Written instruction: Can you copy out the data below word for word, leaving every line unchanged?

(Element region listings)
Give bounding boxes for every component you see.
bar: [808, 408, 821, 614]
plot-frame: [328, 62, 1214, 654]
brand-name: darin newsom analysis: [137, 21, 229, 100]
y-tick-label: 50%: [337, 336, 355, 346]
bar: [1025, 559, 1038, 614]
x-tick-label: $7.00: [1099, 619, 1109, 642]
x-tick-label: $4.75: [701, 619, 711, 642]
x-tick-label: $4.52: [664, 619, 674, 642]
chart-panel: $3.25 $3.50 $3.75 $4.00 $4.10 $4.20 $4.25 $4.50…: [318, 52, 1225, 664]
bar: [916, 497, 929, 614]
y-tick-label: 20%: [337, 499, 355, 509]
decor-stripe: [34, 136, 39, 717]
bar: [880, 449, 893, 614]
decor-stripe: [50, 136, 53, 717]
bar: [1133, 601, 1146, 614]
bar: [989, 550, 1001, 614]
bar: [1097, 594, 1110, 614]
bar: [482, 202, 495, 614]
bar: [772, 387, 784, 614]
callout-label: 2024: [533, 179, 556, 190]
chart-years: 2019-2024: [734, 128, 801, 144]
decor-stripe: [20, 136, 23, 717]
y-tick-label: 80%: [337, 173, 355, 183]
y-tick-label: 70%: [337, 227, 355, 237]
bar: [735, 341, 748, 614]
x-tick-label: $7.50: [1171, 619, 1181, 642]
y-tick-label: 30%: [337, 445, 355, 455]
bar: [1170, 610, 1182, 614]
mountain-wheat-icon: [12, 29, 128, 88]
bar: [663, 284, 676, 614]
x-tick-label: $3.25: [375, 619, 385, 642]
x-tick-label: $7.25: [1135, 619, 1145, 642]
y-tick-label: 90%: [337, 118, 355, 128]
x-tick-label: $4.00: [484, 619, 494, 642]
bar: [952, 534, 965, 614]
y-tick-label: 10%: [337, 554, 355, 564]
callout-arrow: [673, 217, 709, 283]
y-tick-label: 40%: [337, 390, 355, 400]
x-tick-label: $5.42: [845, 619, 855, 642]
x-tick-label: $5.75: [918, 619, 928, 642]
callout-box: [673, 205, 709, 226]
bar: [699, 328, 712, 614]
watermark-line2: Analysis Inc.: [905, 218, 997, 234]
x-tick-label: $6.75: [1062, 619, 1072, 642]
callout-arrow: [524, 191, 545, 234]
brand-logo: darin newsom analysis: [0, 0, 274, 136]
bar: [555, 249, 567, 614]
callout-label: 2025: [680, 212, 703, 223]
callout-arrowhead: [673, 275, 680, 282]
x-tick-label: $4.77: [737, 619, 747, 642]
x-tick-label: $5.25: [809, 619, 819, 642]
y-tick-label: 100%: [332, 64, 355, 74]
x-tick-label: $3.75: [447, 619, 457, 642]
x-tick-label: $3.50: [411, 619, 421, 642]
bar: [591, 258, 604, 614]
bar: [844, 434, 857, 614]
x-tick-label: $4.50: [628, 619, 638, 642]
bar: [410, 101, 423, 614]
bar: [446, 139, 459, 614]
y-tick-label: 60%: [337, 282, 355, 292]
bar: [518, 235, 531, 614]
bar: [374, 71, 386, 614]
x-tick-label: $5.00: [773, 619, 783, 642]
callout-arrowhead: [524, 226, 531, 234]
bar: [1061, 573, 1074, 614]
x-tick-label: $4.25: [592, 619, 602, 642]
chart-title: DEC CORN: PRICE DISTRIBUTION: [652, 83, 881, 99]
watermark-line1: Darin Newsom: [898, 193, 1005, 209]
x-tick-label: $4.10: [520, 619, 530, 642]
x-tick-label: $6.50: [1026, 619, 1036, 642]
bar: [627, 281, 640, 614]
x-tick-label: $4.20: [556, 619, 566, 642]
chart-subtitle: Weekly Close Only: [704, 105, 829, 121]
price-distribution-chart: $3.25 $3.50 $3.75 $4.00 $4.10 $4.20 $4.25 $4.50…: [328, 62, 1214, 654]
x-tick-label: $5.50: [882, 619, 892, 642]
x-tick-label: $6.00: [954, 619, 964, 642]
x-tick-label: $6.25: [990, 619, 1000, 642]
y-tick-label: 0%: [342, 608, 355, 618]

Expected answer:
Give bounding boxes for every component you see.
bar: [808, 408, 821, 614]
plot-frame: [328, 62, 1214, 654]
brand-name: darin newsom analysis: [137, 21, 229, 100]
y-tick-label: 50%: [337, 336, 355, 346]
bar: [1025, 559, 1038, 614]
x-tick-label: $7.00: [1099, 619, 1109, 642]
x-tick-label: $4.75: [701, 619, 711, 642]
x-tick-label: $4.52: [664, 619, 674, 642]
chart-panel: $3.25 $3.50 $3.75 $4.00 $4.10 $4.20 $4.25 $4.50…: [318, 52, 1225, 664]
bar: [916, 497, 929, 614]
y-tick-label: 20%: [337, 499, 355, 509]
decor-stripe: [34, 136, 39, 717]
bar: [880, 449, 893, 614]
decor-stripe: [50, 136, 53, 717]
bar: [1133, 601, 1146, 614]
bar: [989, 550, 1001, 614]
bar: [1097, 594, 1110, 614]
bar: [482, 202, 495, 614]
bar: [772, 387, 784, 614]
callout-label: 2024: [533, 179, 556, 190]
chart-years: 2019-2024: [734, 128, 801, 144]
decor-stripe: [20, 136, 23, 717]
y-tick-label: 80%: [337, 173, 355, 183]
y-tick-label: 70%: [337, 227, 355, 237]
bar: [735, 341, 748, 614]
x-tick-label: $7.50: [1171, 619, 1181, 642]
y-tick-label: 30%: [337, 445, 355, 455]
bar: [1170, 610, 1182, 614]
mountain-wheat-icon: [12, 29, 128, 88]
bar: [663, 284, 676, 614]
x-tick-label: $3.25: [375, 619, 385, 642]
x-tick-label: $7.25: [1135, 619, 1145, 642]
y-tick-label: 90%: [337, 118, 355, 128]
x-tick-label: $4.00: [484, 619, 494, 642]
bar: [952, 534, 965, 614]
y-tick-label: 10%: [337, 554, 355, 564]
callout-arrow: [673, 217, 709, 283]
y-tick-label: 40%: [337, 390, 355, 400]
x-tick-label: $5.42: [845, 619, 855, 642]
x-tick-label: $5.75: [918, 619, 928, 642]
callout-box: [673, 205, 709, 226]
bar: [699, 328, 712, 614]
watermark-line2: Analysis Inc.: [905, 218, 997, 234]
x-tick-label: $6.75: [1062, 619, 1072, 642]
callout-arrow: [524, 191, 545, 234]
brand-logo: darin newsom analysis: [0, 0, 274, 136]
bar: [555, 249, 567, 614]
callout-label: 2025: [680, 212, 703, 223]
callout-arrowhead: [673, 275, 680, 282]
x-tick-label: $4.77: [737, 619, 747, 642]
x-tick-label: $5.25: [809, 619, 819, 642]
y-tick-label: 100%: [332, 64, 355, 74]
x-tick-label: $3.75: [447, 619, 457, 642]
x-tick-label: $3.50: [411, 619, 421, 642]
bar: [591, 258, 604, 614]
bar: [844, 434, 857, 614]
x-tick-label: $4.50: [628, 619, 638, 642]
bar: [410, 101, 423, 614]
bar: [446, 139, 459, 614]
y-tick-label: 60%: [337, 282, 355, 292]
bar: [518, 235, 531, 614]
bar: [374, 71, 386, 614]
x-tick-label: $5.00: [773, 619, 783, 642]
callout-arrowhead: [524, 226, 531, 234]
bar: [1061, 573, 1074, 614]
x-tick-label: $4.25: [592, 619, 602, 642]
chart-title: DEC CORN: PRICE DISTRIBUTION: [652, 83, 881, 99]
watermark-line1: Darin Newsom: [898, 193, 1005, 209]
x-tick-label: $4.10: [520, 619, 530, 642]
x-tick-label: $6.50: [1026, 619, 1036, 642]
bar: [627, 281, 640, 614]
x-tick-label: $4.20: [556, 619, 566, 642]
chart-subtitle: Weekly Close Only: [704, 105, 829, 121]
price-distribution-chart: $3.25 $3.50 $3.75 $4.00 $4.10 $4.20 $4.25 $4.50…: [328, 62, 1214, 654]
x-tick-label: $5.50: [882, 619, 892, 642]
x-tick-label: $6.00: [954, 619, 964, 642]
x-tick-label: $6.25: [990, 619, 1000, 642]
y-tick-label: 0%: [342, 608, 355, 618]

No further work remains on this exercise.